→ Written instruction
Where a line contains the word "Pressure", copy that line in full.

Figure record extracts

★ ★ ★ ★ ★

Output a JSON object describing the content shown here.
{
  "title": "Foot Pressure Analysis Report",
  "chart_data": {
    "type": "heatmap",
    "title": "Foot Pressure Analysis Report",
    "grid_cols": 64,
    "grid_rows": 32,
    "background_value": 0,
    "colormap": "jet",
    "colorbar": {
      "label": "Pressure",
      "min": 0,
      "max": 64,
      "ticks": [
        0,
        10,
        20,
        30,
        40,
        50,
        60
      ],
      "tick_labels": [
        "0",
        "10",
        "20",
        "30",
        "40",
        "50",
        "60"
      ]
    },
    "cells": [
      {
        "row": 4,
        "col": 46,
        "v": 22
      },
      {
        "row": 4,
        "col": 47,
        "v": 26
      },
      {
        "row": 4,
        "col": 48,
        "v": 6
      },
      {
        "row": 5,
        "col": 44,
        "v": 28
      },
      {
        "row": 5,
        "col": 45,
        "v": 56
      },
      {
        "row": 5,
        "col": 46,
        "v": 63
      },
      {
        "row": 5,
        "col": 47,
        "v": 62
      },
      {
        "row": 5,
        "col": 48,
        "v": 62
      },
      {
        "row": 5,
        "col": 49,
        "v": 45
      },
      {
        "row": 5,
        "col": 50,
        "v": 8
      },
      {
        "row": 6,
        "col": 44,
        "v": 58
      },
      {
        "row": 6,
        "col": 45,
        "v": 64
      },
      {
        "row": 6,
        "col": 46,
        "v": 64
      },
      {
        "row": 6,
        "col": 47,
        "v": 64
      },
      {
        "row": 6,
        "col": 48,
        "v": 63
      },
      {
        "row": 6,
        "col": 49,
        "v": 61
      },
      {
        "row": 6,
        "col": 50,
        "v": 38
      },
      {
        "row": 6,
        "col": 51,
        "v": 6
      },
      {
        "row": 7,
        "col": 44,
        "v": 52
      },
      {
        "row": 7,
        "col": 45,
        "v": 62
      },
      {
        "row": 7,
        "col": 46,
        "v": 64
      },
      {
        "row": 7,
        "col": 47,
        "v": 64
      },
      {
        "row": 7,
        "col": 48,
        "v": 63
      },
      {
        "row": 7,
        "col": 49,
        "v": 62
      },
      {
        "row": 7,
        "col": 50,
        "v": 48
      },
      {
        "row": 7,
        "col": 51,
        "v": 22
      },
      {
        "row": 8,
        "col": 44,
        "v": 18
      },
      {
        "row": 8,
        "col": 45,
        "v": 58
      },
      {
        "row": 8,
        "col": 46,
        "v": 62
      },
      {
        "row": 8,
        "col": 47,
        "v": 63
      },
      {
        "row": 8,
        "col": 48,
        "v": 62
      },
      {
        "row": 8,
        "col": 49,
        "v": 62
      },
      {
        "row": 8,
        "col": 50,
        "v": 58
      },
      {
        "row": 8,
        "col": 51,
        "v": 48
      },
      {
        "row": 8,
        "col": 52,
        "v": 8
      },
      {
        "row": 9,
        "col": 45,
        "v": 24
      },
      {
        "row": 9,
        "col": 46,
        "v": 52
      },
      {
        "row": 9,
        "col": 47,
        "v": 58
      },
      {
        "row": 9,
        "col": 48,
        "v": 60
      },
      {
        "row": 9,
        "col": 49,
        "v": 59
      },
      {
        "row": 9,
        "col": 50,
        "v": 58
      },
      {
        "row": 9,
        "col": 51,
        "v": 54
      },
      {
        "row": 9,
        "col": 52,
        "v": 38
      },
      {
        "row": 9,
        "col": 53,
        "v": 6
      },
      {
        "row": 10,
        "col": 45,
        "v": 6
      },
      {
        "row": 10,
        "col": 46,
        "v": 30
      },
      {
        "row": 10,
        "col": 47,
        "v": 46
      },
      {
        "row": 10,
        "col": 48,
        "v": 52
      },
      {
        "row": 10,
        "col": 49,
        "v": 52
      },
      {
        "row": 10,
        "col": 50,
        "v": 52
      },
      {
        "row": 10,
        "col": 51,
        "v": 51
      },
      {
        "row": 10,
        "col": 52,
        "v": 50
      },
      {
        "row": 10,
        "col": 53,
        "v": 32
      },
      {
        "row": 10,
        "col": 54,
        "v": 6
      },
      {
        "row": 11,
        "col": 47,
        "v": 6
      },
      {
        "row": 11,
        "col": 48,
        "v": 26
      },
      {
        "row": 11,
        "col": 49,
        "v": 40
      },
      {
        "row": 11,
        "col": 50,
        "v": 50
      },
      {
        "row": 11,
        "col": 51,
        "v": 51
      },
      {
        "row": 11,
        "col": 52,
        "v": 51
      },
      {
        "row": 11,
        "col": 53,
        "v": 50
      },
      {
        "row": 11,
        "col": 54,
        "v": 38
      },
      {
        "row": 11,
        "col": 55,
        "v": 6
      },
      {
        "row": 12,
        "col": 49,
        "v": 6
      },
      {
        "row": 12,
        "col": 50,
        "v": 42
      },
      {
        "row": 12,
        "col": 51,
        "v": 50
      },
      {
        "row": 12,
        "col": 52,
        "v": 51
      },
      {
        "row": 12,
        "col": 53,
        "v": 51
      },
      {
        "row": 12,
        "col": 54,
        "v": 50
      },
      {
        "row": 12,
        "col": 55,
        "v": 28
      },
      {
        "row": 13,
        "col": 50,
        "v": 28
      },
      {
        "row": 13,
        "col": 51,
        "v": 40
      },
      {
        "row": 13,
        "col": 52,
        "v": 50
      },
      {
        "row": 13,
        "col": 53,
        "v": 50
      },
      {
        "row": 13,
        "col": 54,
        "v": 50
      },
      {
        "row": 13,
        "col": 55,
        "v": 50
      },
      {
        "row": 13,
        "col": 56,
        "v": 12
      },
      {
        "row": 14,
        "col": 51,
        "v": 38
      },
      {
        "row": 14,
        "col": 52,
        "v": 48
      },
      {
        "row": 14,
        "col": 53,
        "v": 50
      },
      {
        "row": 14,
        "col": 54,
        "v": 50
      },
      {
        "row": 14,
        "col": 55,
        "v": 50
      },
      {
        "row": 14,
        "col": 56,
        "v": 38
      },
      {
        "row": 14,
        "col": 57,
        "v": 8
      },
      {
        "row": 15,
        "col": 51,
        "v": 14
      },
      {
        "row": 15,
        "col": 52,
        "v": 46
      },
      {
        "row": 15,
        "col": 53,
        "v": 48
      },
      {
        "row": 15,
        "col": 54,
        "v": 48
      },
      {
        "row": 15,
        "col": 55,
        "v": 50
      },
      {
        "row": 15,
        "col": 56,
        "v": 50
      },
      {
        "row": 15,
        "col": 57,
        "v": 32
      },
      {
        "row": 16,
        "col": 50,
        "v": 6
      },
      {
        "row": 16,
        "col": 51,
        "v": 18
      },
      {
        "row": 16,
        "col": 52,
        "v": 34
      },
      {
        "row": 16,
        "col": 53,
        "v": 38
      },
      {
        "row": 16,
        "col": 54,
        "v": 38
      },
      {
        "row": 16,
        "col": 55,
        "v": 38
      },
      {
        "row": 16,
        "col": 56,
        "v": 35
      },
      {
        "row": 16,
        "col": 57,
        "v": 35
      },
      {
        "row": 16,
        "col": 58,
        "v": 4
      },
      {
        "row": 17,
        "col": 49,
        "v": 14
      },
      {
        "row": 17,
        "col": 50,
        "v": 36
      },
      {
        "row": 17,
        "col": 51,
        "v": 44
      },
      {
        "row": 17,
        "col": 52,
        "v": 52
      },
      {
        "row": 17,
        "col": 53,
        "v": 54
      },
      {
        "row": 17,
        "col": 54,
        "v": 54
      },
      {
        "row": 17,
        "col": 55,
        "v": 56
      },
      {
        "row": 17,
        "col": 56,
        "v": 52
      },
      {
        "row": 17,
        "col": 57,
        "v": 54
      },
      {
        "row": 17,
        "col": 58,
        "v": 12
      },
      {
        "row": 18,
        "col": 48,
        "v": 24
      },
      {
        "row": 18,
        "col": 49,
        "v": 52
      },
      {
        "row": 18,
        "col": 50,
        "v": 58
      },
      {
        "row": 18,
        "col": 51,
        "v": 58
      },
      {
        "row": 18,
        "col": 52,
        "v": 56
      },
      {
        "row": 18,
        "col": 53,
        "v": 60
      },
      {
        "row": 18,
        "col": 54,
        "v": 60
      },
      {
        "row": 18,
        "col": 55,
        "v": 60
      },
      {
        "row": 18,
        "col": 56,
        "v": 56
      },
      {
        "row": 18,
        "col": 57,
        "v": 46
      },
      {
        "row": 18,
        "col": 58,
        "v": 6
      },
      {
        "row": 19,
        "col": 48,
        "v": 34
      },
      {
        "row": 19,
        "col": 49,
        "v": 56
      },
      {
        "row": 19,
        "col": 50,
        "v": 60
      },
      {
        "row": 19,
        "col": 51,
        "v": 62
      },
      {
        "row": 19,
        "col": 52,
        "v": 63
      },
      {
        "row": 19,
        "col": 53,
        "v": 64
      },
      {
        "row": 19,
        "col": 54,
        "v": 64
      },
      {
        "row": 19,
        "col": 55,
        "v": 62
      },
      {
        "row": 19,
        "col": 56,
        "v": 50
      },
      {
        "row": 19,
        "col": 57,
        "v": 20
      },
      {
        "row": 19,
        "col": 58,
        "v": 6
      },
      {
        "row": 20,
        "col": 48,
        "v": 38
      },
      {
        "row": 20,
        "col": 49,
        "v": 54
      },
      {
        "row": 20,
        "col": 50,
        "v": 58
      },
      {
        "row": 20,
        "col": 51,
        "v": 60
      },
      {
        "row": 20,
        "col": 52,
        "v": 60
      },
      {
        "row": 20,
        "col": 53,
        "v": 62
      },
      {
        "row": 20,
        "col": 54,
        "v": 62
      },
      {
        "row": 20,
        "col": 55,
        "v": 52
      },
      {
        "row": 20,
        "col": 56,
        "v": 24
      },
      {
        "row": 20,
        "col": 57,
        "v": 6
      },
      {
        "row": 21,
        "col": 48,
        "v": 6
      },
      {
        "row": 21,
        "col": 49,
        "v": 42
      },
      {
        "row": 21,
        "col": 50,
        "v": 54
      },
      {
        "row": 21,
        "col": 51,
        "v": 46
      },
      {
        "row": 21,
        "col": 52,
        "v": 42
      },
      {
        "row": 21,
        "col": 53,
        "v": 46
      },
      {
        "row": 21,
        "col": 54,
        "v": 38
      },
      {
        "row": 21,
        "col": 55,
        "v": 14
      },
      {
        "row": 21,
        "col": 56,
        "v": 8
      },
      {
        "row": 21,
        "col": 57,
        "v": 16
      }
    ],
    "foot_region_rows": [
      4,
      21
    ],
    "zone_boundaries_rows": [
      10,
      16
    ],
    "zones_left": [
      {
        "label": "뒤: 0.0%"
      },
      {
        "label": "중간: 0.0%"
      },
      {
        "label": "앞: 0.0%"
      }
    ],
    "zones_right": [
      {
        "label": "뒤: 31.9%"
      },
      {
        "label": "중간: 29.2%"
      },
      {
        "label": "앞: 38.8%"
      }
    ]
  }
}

★ ★ ★ ★ ★

→ Written solution
  "title": "Foot Pressure Analysis Report",
    "title": "Foot Pressure Analysis Report",
      "label": "Pressure",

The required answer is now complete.